* What you should do
Among the lines below, count those containing the word "title". Give the number only.

------------------------------------------------------------

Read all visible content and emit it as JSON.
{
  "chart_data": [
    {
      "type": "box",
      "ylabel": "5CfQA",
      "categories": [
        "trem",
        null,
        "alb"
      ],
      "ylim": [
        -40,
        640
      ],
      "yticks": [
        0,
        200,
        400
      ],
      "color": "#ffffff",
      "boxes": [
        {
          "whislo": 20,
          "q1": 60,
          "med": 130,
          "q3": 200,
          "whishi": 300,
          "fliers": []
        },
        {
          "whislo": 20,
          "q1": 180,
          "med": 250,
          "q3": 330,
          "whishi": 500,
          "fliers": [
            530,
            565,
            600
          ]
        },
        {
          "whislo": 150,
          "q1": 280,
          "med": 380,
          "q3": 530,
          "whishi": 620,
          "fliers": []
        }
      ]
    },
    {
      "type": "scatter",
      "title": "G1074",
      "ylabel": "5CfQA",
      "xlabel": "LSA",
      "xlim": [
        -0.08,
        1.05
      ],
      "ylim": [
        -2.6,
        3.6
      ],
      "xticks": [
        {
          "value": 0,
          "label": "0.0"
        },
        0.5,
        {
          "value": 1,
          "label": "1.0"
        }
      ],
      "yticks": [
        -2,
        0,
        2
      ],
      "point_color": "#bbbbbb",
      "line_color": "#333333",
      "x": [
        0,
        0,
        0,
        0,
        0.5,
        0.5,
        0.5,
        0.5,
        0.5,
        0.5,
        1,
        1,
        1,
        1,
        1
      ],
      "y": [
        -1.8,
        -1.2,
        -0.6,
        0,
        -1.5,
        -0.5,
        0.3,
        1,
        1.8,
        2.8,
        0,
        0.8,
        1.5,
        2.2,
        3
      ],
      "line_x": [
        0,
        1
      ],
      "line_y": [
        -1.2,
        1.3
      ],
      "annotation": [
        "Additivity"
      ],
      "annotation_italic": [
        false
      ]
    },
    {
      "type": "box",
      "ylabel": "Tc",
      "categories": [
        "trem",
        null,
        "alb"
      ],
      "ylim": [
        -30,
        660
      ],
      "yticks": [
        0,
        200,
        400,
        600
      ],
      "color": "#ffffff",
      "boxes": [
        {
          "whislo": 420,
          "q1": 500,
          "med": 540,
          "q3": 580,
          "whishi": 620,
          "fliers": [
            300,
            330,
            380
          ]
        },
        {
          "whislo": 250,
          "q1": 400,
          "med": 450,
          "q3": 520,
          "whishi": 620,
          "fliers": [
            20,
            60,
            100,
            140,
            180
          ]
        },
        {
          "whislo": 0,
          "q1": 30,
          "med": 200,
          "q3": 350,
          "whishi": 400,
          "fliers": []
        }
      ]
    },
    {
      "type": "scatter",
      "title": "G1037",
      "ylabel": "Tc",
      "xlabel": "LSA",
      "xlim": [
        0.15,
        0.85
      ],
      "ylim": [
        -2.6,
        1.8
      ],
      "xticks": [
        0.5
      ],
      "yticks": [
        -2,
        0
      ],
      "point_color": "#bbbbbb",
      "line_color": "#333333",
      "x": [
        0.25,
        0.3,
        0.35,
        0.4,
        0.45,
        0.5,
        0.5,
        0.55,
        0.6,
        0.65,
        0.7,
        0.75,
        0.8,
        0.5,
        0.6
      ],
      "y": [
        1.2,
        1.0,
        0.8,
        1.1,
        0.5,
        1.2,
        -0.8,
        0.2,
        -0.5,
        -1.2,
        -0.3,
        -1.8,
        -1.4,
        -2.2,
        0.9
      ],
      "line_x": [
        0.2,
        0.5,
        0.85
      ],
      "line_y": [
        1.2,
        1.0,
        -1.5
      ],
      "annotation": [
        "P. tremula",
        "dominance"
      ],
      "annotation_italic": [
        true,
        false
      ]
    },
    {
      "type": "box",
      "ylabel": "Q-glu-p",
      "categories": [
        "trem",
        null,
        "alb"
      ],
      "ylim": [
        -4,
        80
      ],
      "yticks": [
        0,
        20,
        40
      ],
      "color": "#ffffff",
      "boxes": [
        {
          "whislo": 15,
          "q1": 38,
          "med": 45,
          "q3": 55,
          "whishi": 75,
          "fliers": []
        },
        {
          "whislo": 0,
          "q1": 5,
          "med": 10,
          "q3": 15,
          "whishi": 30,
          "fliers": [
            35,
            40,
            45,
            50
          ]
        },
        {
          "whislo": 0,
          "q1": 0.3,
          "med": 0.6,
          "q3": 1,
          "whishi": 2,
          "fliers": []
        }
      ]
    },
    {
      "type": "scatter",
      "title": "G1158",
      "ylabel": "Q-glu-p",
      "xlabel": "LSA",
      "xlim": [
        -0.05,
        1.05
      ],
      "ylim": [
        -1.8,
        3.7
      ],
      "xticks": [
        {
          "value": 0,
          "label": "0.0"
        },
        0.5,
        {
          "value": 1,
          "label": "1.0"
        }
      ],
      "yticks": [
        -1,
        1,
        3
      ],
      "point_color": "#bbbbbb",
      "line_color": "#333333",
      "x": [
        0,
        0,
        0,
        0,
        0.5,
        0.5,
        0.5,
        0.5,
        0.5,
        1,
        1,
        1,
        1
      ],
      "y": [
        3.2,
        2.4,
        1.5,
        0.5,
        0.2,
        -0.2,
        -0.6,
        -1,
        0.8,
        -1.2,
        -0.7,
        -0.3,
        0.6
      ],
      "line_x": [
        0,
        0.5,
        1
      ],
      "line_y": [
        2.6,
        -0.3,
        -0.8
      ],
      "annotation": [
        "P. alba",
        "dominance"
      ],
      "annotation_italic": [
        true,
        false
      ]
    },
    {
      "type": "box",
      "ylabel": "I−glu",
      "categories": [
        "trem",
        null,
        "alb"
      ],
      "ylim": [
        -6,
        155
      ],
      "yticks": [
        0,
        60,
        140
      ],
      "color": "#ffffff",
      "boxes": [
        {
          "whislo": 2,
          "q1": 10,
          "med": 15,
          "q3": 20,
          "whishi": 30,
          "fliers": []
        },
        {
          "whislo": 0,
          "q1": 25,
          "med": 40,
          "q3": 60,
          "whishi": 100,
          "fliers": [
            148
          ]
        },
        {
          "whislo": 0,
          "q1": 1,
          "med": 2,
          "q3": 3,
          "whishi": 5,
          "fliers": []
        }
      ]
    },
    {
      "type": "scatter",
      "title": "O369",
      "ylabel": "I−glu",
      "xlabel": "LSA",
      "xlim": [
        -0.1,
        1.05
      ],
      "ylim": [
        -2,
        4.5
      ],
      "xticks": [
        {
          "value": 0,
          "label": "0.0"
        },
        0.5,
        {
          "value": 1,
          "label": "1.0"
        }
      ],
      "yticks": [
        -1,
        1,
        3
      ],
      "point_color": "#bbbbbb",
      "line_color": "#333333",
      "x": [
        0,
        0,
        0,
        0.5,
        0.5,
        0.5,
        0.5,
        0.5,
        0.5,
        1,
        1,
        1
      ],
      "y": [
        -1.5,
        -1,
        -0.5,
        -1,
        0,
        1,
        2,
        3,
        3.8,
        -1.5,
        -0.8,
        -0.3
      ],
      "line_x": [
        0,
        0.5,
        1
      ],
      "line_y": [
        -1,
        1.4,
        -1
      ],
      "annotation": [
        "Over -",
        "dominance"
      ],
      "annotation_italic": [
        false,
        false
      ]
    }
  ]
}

------------------------------------------------------------

* Output of the exercise
4